**** RECORDS PROVIDED ****

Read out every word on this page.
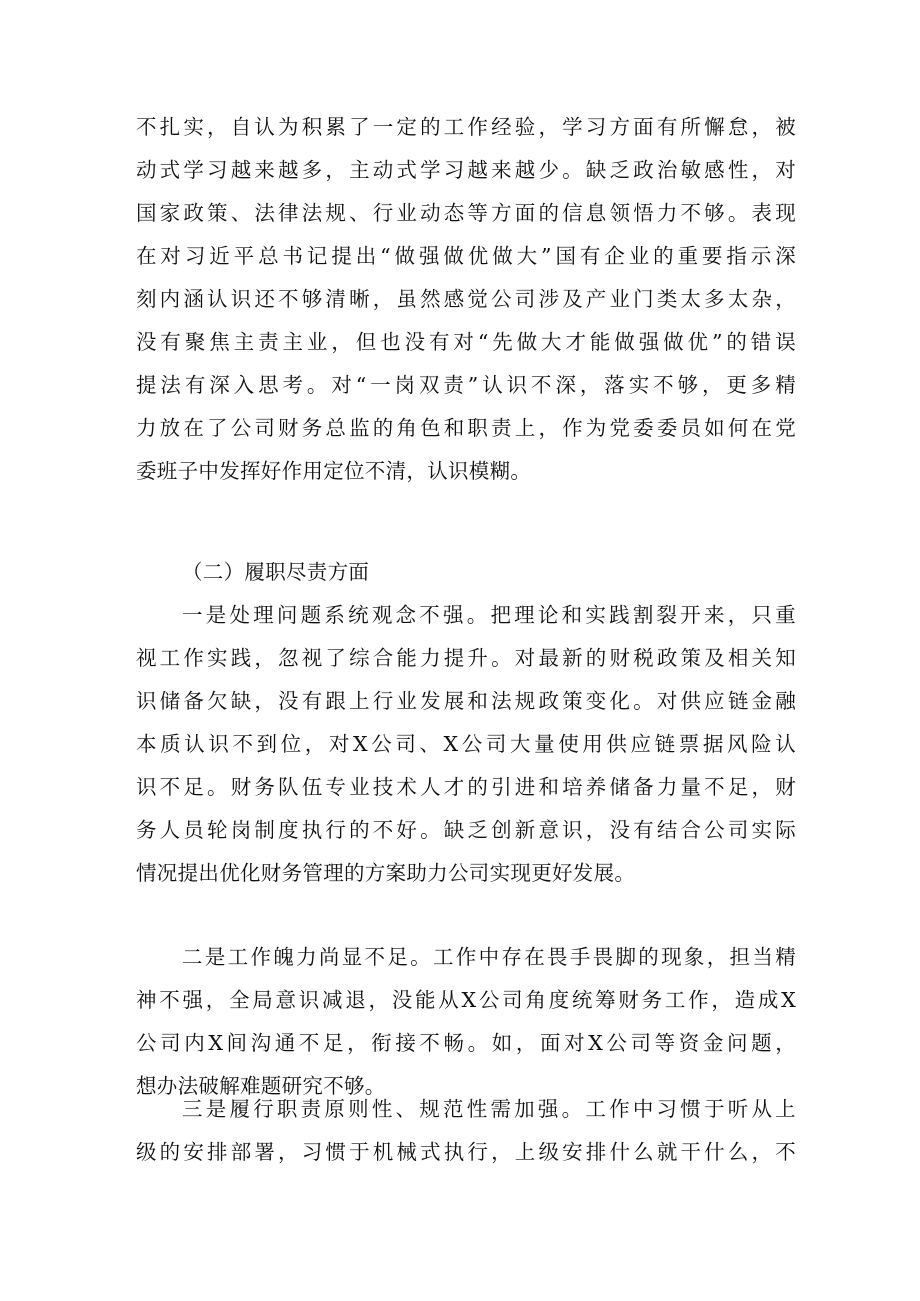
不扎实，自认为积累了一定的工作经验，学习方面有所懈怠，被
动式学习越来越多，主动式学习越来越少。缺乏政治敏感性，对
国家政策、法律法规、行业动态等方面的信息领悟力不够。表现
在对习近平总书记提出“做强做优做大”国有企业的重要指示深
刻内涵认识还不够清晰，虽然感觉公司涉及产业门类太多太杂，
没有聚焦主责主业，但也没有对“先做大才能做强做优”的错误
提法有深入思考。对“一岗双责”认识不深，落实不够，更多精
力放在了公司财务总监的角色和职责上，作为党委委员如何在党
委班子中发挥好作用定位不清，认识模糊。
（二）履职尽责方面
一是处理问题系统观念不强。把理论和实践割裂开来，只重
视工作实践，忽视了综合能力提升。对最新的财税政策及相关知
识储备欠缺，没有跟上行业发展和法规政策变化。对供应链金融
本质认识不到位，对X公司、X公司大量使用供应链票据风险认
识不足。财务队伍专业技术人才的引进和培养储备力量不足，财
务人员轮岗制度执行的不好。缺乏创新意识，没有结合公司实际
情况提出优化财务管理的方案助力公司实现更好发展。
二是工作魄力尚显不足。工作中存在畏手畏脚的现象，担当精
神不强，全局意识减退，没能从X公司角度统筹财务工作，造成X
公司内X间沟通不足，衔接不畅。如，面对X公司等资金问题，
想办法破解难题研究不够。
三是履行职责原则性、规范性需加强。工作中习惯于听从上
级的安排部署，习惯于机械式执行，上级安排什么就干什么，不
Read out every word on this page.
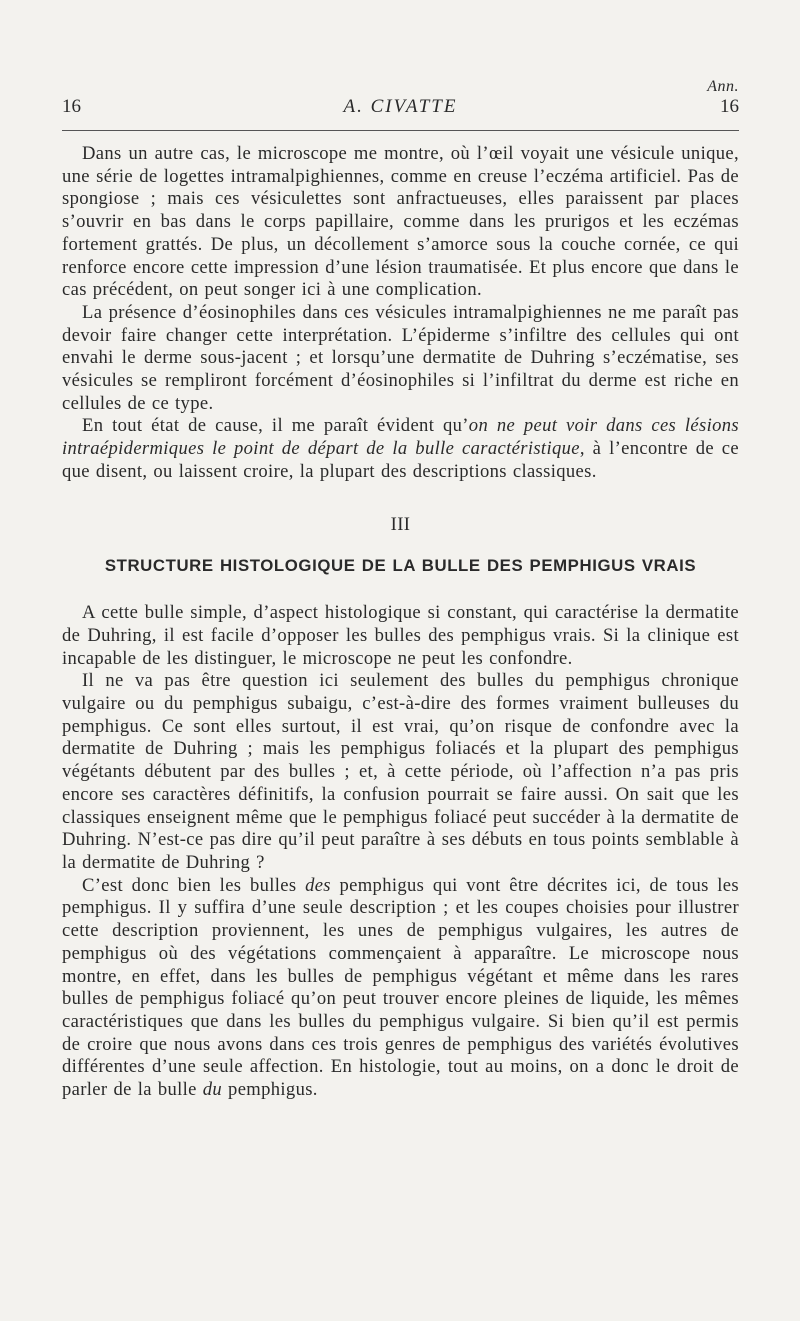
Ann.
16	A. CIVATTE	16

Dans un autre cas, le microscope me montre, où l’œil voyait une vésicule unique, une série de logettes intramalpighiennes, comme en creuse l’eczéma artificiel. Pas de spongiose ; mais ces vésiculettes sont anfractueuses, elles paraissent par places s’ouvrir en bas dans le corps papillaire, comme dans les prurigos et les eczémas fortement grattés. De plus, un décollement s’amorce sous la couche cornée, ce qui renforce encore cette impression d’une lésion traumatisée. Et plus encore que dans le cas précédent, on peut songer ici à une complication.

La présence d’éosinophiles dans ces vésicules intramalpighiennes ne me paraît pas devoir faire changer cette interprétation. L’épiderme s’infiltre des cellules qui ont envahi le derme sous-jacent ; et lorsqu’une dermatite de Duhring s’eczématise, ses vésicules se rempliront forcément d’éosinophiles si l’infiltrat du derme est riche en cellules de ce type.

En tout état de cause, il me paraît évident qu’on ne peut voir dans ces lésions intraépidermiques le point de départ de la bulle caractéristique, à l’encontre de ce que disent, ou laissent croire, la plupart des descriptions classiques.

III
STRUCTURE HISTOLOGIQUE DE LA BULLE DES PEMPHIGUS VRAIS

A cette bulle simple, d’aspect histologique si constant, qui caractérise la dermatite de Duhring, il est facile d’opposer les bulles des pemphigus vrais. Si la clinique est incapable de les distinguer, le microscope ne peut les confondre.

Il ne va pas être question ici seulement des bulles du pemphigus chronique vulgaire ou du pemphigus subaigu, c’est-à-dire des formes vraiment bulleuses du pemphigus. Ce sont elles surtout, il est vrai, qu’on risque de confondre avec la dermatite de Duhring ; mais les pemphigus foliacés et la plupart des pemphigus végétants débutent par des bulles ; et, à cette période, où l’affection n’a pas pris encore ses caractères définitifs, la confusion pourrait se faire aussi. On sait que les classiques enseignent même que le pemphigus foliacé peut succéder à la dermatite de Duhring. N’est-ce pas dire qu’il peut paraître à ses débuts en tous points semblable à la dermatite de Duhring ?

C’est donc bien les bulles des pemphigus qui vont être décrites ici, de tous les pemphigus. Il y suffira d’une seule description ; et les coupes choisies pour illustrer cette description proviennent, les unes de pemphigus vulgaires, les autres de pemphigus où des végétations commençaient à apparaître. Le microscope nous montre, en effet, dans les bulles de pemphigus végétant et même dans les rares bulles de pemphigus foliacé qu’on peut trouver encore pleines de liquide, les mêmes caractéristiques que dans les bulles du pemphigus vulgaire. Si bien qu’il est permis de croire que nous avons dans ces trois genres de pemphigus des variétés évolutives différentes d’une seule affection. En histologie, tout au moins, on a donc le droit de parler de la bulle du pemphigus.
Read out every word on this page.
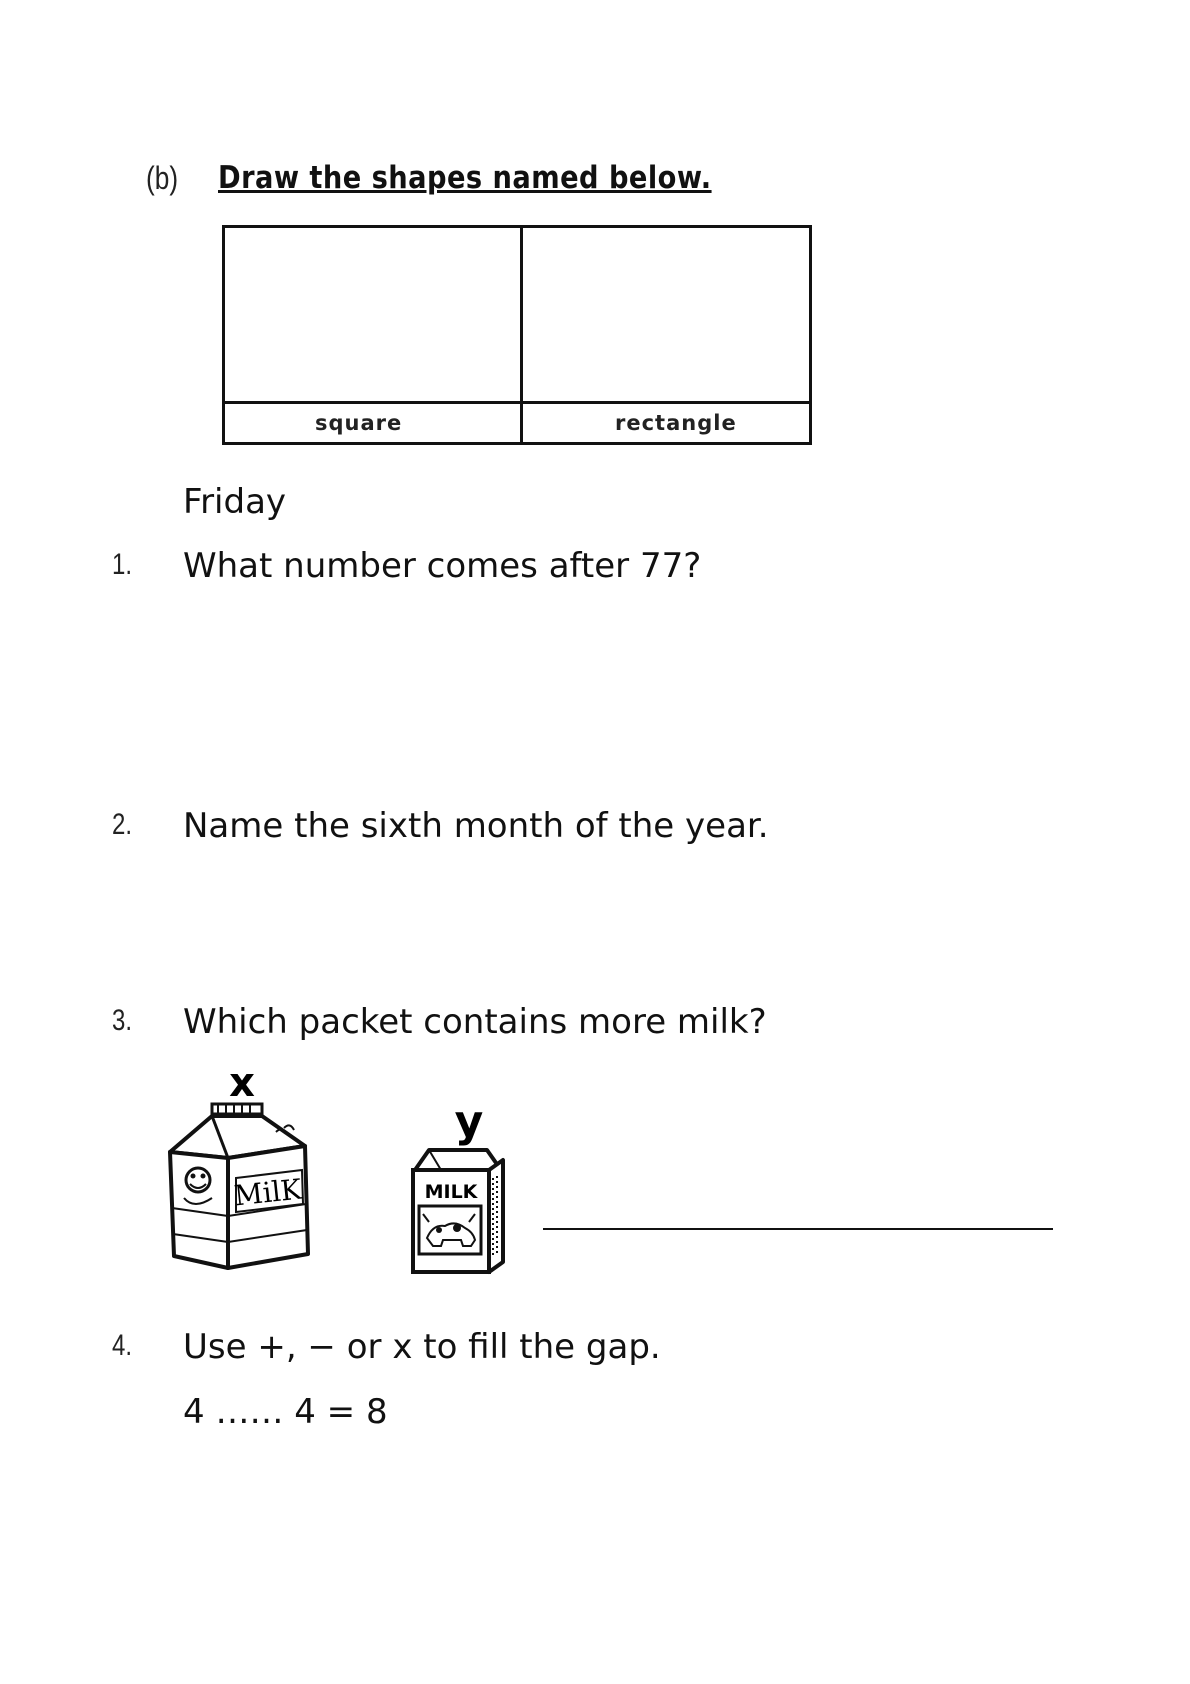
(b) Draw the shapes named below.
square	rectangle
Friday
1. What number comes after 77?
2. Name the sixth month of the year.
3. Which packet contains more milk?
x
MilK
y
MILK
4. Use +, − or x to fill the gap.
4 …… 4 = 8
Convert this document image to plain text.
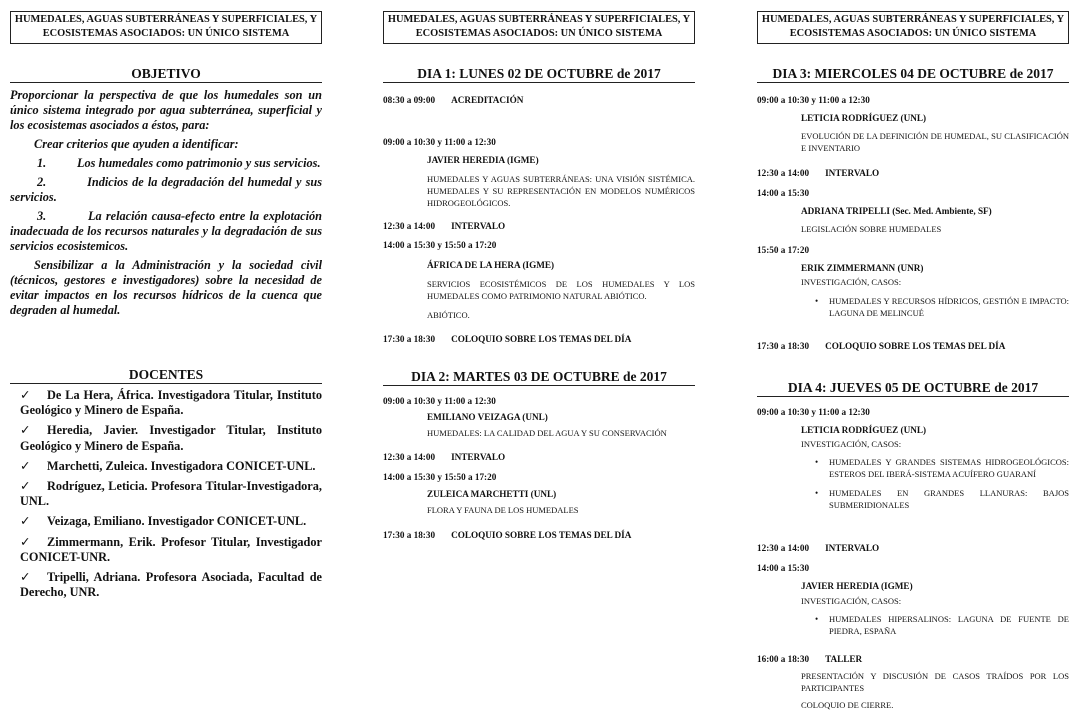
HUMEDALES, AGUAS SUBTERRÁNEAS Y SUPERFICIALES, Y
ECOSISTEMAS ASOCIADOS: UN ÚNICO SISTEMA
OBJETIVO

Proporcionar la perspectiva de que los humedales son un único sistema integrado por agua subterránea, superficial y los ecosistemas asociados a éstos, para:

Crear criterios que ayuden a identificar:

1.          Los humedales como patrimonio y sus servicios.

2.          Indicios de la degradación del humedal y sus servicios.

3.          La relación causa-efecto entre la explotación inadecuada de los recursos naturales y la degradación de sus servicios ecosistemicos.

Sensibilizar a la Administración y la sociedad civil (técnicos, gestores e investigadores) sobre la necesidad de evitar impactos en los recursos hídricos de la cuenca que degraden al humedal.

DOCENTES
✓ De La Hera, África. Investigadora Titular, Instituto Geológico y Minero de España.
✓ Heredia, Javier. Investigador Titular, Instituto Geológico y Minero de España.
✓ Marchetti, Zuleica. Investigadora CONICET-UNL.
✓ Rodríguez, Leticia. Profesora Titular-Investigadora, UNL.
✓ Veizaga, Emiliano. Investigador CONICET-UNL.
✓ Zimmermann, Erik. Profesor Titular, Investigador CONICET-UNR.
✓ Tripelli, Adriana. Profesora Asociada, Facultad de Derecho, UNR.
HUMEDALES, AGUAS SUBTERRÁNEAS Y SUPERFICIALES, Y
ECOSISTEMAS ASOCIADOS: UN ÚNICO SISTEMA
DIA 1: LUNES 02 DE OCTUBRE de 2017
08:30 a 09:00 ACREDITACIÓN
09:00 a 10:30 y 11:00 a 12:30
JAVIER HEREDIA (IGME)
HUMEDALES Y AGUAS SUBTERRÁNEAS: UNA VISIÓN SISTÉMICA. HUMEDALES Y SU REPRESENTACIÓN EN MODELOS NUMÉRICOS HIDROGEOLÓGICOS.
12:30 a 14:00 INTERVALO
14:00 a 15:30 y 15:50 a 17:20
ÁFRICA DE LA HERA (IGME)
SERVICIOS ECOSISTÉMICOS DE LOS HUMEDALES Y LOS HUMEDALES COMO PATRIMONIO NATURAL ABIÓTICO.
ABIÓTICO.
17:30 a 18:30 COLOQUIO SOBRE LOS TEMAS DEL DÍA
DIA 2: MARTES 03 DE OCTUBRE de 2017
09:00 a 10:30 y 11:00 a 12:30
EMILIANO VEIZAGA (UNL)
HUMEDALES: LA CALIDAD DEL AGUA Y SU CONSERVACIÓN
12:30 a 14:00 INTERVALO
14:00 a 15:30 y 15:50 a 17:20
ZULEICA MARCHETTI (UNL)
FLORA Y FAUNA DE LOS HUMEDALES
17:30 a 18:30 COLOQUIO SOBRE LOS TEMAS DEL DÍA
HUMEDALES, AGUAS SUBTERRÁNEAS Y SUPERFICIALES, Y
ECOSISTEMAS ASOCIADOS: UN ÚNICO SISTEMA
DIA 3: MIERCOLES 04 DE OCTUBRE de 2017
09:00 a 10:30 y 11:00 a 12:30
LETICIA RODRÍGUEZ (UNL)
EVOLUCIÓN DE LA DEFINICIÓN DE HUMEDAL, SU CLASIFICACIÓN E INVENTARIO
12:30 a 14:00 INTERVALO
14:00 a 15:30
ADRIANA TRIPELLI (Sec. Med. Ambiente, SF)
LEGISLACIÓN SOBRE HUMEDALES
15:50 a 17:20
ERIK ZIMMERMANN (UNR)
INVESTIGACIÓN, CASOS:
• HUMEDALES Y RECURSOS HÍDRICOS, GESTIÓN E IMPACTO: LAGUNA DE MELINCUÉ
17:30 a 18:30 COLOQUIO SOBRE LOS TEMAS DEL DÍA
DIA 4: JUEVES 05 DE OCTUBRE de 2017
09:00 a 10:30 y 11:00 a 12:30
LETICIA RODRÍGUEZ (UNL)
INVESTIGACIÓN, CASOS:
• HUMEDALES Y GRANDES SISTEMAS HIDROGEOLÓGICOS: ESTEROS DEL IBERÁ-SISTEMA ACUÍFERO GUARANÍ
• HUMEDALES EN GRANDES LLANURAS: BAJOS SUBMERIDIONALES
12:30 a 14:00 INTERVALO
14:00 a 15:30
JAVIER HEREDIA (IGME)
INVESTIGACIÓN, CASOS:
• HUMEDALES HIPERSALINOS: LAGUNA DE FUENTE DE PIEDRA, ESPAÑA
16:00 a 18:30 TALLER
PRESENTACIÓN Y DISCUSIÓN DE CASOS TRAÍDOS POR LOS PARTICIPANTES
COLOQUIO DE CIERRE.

****

• _TASK STATEMENT_: Only lines with the word "degradación" are wanted, so copy each one from the records.

• _REPLY TO THE TASK_:
2.          Indicios de la degradación del humedal y sus servicios.
3.          La relación causa-efecto entre la explotación inadecuada de los recursos naturales y la degradación de sus servicios ecosistemicos.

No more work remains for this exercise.